### RAW RECORDS
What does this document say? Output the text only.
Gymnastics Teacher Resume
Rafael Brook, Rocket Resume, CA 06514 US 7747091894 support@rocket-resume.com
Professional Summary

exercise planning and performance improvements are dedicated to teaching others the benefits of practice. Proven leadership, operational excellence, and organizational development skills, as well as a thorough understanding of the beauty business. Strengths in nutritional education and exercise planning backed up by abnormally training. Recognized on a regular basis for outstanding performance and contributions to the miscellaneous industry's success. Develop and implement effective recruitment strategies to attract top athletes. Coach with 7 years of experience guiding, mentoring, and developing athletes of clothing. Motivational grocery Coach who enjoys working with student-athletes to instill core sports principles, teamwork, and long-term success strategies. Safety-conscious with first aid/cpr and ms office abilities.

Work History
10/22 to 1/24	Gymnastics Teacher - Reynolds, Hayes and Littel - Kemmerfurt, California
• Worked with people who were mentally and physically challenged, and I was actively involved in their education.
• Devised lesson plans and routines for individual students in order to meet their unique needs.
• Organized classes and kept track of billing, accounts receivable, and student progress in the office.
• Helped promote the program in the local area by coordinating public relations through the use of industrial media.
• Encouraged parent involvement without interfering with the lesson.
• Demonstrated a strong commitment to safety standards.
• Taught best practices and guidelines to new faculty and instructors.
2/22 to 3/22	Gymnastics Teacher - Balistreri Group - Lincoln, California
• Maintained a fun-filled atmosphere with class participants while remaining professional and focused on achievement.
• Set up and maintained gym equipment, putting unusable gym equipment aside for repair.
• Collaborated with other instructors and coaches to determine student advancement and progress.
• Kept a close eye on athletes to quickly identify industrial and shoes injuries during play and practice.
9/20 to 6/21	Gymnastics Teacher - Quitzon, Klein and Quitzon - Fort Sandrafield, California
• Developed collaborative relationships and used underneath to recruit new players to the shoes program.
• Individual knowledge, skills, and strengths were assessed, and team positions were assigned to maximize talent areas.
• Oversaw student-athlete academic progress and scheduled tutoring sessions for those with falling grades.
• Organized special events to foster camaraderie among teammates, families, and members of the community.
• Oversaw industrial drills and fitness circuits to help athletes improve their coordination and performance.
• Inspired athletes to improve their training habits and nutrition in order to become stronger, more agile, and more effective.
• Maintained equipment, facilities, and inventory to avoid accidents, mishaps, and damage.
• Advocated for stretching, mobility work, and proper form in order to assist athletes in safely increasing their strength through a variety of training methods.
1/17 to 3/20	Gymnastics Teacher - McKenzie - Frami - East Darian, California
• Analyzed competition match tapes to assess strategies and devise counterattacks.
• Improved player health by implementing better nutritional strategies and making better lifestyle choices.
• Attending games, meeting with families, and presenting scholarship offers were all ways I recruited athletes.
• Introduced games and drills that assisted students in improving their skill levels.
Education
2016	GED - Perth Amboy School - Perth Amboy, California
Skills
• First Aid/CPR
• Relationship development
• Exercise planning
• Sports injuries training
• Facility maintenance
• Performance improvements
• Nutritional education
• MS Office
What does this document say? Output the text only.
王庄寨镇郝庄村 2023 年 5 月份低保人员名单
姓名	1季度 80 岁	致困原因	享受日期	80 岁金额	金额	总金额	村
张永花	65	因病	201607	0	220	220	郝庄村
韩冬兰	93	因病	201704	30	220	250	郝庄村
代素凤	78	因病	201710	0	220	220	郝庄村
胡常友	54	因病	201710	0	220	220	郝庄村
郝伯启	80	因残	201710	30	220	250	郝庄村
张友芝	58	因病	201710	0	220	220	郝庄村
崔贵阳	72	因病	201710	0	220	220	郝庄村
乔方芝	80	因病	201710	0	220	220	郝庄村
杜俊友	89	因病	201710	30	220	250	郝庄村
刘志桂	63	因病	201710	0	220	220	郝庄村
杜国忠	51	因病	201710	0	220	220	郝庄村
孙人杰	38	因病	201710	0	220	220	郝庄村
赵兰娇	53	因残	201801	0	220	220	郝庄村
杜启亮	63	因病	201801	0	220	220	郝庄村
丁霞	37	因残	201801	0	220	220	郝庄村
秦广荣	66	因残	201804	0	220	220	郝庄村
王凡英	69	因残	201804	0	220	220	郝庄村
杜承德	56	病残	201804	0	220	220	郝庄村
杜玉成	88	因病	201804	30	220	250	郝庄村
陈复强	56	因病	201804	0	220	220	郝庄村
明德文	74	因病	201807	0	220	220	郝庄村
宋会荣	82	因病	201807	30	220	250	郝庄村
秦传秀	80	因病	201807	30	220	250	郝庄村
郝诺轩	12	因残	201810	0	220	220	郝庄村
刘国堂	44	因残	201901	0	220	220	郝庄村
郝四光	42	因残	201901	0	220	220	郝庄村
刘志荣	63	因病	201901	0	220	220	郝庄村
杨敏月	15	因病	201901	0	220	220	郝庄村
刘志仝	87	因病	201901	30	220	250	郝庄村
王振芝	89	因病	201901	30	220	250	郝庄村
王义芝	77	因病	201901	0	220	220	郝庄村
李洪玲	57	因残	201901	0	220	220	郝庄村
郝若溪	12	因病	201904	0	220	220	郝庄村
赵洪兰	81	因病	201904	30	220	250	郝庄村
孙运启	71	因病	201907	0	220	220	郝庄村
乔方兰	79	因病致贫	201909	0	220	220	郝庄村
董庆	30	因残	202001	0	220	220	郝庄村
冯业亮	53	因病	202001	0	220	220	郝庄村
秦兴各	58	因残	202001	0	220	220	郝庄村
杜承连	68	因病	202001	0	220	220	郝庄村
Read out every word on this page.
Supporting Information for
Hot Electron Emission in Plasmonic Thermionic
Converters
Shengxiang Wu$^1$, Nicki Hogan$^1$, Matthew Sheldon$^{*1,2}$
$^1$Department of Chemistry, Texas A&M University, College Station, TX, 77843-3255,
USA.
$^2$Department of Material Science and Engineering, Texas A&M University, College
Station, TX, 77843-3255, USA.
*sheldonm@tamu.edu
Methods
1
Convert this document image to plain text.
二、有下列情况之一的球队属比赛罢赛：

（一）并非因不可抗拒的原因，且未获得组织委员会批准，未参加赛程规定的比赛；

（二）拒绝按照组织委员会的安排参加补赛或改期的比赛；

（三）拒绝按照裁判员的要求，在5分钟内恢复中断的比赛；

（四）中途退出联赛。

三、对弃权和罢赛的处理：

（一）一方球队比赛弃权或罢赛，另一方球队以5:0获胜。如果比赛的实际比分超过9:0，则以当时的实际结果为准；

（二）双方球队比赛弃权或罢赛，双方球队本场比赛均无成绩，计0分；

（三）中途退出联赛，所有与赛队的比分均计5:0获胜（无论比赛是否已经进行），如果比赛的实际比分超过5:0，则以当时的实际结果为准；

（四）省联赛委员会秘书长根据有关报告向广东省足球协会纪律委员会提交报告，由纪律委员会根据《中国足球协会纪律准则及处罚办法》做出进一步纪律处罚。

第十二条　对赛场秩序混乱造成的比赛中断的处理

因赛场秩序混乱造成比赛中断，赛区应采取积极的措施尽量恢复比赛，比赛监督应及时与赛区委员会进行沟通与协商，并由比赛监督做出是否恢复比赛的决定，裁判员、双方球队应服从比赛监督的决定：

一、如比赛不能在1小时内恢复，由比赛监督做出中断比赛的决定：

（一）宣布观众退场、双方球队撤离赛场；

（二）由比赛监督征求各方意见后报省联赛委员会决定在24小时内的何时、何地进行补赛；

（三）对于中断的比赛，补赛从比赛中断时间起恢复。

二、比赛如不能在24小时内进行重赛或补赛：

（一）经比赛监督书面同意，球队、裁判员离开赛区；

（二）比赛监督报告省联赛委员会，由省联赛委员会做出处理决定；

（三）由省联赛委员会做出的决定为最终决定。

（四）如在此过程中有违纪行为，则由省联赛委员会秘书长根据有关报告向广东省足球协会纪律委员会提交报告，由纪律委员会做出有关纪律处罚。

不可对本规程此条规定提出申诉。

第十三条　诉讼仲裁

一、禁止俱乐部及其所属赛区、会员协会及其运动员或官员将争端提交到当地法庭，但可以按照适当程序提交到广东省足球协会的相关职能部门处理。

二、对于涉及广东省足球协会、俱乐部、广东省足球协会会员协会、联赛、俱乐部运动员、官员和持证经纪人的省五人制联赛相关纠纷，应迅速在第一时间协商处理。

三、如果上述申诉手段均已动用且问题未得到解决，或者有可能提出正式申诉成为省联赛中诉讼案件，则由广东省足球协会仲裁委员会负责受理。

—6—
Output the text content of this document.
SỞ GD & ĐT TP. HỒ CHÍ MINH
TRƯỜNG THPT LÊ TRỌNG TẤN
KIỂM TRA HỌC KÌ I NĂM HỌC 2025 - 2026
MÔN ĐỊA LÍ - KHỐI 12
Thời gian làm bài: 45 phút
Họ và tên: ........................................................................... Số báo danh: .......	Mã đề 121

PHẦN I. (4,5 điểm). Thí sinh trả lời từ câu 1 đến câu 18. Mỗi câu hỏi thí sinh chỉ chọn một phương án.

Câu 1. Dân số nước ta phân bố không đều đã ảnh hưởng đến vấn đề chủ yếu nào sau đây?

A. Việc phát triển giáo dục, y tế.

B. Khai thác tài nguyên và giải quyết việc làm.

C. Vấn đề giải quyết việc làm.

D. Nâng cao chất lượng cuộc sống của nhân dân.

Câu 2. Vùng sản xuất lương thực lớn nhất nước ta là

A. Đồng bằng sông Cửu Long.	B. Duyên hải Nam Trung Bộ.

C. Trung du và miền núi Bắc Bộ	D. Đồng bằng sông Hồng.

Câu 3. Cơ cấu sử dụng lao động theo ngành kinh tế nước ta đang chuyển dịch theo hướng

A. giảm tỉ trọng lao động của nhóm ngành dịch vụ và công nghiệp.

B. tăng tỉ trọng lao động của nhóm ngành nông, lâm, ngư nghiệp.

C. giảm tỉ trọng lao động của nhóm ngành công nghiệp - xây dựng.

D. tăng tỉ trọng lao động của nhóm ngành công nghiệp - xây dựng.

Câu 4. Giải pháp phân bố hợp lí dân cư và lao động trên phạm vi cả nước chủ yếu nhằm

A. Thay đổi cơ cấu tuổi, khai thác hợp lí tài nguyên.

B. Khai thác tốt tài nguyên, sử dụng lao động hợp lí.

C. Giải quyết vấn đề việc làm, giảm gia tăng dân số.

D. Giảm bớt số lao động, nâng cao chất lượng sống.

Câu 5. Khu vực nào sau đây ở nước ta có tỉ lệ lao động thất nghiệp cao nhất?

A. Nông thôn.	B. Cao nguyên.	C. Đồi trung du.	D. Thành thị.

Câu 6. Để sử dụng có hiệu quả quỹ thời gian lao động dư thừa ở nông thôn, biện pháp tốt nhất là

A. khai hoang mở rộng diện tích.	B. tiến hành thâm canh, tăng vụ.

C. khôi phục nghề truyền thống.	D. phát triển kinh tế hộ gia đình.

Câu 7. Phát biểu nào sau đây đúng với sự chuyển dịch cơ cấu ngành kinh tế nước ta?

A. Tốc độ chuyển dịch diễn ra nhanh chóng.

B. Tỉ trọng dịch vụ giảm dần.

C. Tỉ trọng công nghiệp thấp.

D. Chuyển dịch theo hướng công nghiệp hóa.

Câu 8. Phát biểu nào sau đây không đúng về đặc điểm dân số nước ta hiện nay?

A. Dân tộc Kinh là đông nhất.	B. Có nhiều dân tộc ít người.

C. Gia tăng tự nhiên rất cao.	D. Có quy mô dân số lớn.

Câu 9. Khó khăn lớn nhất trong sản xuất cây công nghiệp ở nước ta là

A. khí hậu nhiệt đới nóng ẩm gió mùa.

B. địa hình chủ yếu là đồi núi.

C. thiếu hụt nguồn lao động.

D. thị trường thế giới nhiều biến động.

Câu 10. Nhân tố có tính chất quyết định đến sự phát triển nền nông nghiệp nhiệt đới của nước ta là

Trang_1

### TASK GOAL
In the listing above, how many lines include the word "College"? Answer with the number and nothing more.

### EXERCISE OUTPUT
2